(Records from a data source)
/---
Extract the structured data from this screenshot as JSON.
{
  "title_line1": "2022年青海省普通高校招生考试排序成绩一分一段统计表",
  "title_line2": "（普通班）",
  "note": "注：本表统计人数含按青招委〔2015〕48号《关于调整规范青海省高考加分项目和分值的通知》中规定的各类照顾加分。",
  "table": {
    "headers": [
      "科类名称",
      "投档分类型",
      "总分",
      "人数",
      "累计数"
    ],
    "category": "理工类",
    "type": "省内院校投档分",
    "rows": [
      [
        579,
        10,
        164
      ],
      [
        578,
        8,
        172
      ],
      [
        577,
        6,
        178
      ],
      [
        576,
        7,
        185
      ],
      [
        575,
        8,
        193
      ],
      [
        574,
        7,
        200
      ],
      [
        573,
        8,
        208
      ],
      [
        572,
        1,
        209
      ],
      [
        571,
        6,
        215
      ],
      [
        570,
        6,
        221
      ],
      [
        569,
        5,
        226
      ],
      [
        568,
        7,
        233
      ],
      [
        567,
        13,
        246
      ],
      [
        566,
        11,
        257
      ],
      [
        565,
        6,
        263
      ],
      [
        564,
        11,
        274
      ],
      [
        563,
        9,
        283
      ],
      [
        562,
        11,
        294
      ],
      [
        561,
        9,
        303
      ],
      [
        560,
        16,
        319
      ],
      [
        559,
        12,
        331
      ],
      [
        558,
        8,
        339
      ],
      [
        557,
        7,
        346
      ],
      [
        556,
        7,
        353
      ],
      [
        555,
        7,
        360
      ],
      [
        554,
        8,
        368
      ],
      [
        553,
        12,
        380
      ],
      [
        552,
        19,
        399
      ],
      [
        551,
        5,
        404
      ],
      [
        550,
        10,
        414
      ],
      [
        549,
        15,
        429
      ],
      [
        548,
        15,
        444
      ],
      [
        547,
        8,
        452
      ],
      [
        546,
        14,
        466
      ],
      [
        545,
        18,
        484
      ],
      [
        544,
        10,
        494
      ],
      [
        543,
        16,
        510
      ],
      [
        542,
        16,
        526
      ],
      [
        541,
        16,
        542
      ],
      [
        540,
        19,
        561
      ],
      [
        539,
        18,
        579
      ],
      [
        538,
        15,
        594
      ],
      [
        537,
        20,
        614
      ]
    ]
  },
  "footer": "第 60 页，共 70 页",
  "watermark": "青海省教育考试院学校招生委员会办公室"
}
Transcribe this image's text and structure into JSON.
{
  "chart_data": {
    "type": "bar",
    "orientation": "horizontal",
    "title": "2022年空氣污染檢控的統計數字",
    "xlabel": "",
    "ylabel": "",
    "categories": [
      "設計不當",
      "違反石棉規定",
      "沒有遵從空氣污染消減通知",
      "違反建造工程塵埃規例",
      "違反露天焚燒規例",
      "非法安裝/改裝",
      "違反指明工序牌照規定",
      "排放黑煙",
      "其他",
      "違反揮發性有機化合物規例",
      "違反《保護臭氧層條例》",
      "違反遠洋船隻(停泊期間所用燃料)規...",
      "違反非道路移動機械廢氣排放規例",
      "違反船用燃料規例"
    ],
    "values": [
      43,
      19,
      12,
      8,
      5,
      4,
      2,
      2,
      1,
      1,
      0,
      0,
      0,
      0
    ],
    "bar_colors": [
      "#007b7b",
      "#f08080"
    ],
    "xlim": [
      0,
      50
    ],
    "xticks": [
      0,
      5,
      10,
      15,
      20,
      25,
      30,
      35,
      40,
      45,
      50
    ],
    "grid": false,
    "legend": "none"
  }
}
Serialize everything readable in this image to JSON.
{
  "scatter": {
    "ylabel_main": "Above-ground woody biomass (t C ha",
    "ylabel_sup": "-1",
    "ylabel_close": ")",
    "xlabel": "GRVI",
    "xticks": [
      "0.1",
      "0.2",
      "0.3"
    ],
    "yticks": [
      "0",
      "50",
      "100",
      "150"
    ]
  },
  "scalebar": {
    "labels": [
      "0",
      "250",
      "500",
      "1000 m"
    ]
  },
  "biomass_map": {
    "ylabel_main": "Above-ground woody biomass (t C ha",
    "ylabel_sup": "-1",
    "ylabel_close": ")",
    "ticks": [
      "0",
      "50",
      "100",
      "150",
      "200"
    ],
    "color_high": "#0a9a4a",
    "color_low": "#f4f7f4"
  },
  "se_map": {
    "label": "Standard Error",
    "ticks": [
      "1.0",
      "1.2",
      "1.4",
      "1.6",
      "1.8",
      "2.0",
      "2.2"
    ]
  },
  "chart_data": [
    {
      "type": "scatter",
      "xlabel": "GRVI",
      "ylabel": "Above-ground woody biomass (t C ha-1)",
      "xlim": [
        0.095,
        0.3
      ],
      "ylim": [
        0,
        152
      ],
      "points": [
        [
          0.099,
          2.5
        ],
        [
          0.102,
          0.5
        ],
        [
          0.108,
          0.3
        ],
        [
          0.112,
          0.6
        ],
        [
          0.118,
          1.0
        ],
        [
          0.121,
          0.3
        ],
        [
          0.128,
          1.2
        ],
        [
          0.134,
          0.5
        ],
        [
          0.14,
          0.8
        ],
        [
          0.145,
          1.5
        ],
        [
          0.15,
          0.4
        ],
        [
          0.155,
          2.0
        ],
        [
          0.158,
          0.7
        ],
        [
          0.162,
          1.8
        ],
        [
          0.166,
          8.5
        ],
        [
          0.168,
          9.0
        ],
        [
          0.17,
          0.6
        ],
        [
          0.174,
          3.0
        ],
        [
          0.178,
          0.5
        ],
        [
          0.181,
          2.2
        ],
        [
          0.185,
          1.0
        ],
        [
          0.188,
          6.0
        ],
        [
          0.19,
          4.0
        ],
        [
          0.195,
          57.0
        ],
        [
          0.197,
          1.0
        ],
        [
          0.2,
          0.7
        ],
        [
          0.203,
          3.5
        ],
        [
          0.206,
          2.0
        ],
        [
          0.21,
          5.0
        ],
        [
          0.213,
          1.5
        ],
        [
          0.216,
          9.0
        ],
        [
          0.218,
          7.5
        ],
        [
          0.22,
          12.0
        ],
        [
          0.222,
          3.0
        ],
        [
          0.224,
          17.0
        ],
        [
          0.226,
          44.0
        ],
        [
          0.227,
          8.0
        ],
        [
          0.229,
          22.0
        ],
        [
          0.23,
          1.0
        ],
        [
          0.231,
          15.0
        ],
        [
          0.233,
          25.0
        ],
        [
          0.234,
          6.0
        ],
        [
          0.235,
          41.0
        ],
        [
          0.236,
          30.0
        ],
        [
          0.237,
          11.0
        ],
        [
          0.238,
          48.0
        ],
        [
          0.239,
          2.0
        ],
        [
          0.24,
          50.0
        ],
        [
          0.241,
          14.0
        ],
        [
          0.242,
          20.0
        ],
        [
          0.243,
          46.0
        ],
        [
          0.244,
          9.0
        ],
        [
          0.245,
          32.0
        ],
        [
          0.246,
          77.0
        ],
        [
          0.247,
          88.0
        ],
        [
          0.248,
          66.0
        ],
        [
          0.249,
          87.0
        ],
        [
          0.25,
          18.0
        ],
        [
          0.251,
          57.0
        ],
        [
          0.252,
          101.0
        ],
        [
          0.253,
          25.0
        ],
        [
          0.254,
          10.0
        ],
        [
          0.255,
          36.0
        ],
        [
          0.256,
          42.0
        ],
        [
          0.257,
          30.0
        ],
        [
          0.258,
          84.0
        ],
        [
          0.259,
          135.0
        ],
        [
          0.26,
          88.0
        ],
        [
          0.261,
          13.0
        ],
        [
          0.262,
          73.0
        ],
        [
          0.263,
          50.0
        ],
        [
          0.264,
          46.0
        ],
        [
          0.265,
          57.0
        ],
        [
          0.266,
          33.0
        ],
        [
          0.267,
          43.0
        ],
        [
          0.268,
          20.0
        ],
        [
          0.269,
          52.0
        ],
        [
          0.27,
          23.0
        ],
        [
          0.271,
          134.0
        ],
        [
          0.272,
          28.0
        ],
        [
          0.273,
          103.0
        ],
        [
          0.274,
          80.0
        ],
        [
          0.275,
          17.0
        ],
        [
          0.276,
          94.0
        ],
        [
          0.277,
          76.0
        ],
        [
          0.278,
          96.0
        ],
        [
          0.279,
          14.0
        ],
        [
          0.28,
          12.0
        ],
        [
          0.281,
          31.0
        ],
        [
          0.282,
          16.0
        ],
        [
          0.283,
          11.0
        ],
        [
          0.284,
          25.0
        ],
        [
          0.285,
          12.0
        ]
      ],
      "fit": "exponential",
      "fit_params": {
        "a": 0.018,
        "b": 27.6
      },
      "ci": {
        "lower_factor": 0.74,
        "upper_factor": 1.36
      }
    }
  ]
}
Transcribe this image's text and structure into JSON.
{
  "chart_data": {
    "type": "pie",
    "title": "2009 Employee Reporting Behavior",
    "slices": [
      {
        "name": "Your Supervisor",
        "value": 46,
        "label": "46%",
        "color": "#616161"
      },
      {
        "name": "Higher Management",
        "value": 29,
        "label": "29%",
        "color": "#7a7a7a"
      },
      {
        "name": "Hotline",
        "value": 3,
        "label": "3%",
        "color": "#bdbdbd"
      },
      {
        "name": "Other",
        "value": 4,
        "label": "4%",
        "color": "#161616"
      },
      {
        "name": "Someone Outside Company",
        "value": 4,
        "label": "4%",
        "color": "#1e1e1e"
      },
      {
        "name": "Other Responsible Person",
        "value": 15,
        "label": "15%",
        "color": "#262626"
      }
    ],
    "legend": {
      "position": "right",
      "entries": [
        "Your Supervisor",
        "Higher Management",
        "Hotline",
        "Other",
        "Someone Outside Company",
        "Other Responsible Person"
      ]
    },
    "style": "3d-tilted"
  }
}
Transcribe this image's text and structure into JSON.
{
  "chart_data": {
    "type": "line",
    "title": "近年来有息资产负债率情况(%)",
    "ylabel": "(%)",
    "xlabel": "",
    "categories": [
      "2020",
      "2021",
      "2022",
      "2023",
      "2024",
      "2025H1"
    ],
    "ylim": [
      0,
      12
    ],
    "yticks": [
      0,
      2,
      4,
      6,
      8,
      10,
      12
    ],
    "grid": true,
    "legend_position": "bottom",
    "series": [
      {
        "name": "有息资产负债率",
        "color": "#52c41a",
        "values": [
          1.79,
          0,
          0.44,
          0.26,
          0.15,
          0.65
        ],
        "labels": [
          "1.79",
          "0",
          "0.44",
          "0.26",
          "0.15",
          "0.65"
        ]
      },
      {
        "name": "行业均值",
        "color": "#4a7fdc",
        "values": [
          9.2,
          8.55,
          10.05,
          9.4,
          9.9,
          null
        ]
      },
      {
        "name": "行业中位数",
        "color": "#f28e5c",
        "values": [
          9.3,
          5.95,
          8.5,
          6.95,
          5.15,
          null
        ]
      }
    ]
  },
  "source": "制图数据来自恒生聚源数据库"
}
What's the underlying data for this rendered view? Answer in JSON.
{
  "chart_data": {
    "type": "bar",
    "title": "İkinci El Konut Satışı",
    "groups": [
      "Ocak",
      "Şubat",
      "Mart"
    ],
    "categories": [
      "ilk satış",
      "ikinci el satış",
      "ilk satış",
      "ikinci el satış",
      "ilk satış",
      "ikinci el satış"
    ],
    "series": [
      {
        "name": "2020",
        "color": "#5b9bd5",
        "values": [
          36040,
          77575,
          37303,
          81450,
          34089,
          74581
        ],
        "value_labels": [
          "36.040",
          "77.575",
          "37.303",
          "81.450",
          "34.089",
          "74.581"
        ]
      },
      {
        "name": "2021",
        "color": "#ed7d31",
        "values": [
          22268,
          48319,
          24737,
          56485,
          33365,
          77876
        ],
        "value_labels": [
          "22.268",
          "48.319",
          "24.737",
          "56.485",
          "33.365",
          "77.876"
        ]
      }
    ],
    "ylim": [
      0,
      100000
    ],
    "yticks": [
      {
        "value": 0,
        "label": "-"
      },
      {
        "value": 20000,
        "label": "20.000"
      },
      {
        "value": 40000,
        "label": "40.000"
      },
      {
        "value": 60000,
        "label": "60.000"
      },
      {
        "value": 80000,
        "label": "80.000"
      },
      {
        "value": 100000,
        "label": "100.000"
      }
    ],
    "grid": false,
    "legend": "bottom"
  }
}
\---
_The problem_
Find every line in the records above that contains the word "Other", and copy each one.

_Task output_
        "name": "Other",
        "name": "Other Responsible Person",
        "Other",
        "Other Responsible Person"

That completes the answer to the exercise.